* **Materials provided**:
(begin)

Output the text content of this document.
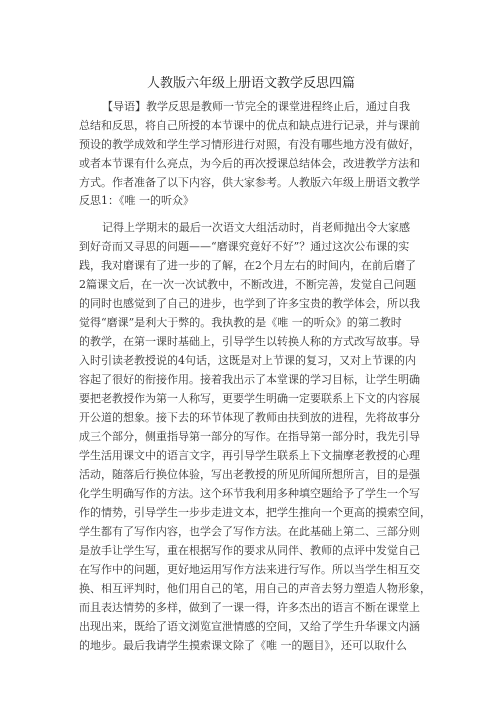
人教版六年级上册语文教学反思四篇
【导语】教学反思是教师一节完全的课堂进程终止后，通过自我
总结和反思，将自己所授的本节课中的优点和缺点进行记录，并与课前
预设的教学成效和学生学习情形进行对照，有没有哪些地方没有做好，
或者本节课有什么亮点，为今后的再次授课总结体会，改进教学方法和
方式。作者准备了以下内容，供大家参考。人教版六年级上册语文教学
反思1：《唯 一的听众》
记得上学期末的最后一次语文大组活动时，肖老师抛出令大家感
到好奇而又寻思的问题——“磨课究竟好不好”？通过这次公布课的实
践，我对磨课有了进一步的了解，在2个月左右的时间内，在前后磨了
2篇课文后，在一次一次试教中，不断改进，不断完善，发觉自己问题
的同时也感觉到了自己的进步，也学到了许多宝贵的教学体会，所以我
觉得“磨课”是利大于弊的。我执教的是《唯 一的听众》的第二教时
的教学，在第一课时基础上，引导学生以转换人称的方式改写故事。导
入时引读老教授说的4句话，这既是对上节课的复习，又对上节课的内
容起了很好的衔接作用。接着我出示了本堂课的学习目标，让学生明确
要把老教授作为第一人称写，更要学生明确一定要联系上下文的内容展
开公道的想象。接下去的环节体现了教师由扶到放的进程，先将故事分
成三个部分，侧重指导第一部分的写作。在指导第一部分时，我先引导
学生活用课文中的语言文字，再引导学生联系上下文揣摩老教授的心理
活动，随落后行换位体验，写出老教授的所见所闻所想所言，目的是强
化学生明确写作的方法。这个环节我利用多种填空题给予了学生一个写
作的情势，引导学生一步步走进文本，把学生推向一个更高的摸索空间，
学生都有了写作内容，也学会了写作方法。在此基础上第二、三部分则
是放手让学生写，重在根据写作的要求从同伴、教师的点评中发觉自己
在写作中的问题，更好地运用写作方法来进行写作。所以当学生相互交
换、相互评判时，他们用自己的笔，用自己的声音去努力塑造人物形象，
而且表达情势的多样，做到了一课一得，许多杰出的语言不断在课堂上
出现出来，既给了语文浏览宣泄情感的空间，又给了学生升华课文内涵
的地步。最后我请学生摸索课文除了《唯 一的题目》，还可以取什么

(end)

* **Exercise prompt**: Copy every record above exactly as written, but leave out the pictures.

* **Response**:
Output the text content of this document.
人教版六年级上册语文教学反思四篇
【导语】教学反思是教师一节完全的课堂进程终止后，通过自我
总结和反思，将自己所授的本节课中的优点和缺点进行记录，并与课前
预设的教学成效和学生学习情形进行对照，有没有哪些地方没有做好，
或者本节课有什么亮点，为今后的再次授课总结体会，改进教学方法和
方式。作者准备了以下内容，供大家参考。人教版六年级上册语文教学
反思1：《唯 一的听众》
记得上学期末的最后一次语文大组活动时，肖老师抛出令大家感
到好奇而又寻思的问题——“磨课究竟好不好”？通过这次公布课的实
践，我对磨课有了进一步的了解，在2个月左右的时间内，在前后磨了
2篇课文后，在一次一次试教中，不断改进，不断完善，发觉自己问题
的同时也感觉到了自己的进步，也学到了许多宝贵的教学体会，所以我
觉得“磨课”是利大于弊的。我执教的是《唯 一的听众》的第二教时
的教学，在第一课时基础上，引导学生以转换人称的方式改写故事。导
入时引读老教授说的4句话，这既是对上节课的复习，又对上节课的内
容起了很好的衔接作用。接着我出示了本堂课的学习目标，让学生明确
要把老教授作为第一人称写，更要学生明确一定要联系上下文的内容展
开公道的想象。接下去的环节体现了教师由扶到放的进程，先将故事分
成三个部分，侧重指导第一部分的写作。在指导第一部分时，我先引导
学生活用课文中的语言文字，再引导学生联系上下文揣摩老教授的心理
活动，随落后行换位体验，写出老教授的所见所闻所想所言，目的是强
化学生明确写作的方法。这个环节我利用多种填空题给予了学生一个写
作的情势，引导学生一步步走进文本，把学生推向一个更高的摸索空间，
学生都有了写作内容，也学会了写作方法。在此基础上第二、三部分则
是放手让学生写，重在根据写作的要求从同伴、教师的点评中发觉自己
在写作中的问题，更好地运用写作方法来进行写作。所以当学生相互交
换、相互评判时，他们用自己的笔，用自己的声音去努力塑造人物形象，
而且表达情势的多样，做到了一课一得，许多杰出的语言不断在课堂上
出现出来，既给了语文浏览宣泄情感的空间，又给了学生升华课文内涵
的地步。最后我请学生摸索课文除了《唯 一的题目》，还可以取什么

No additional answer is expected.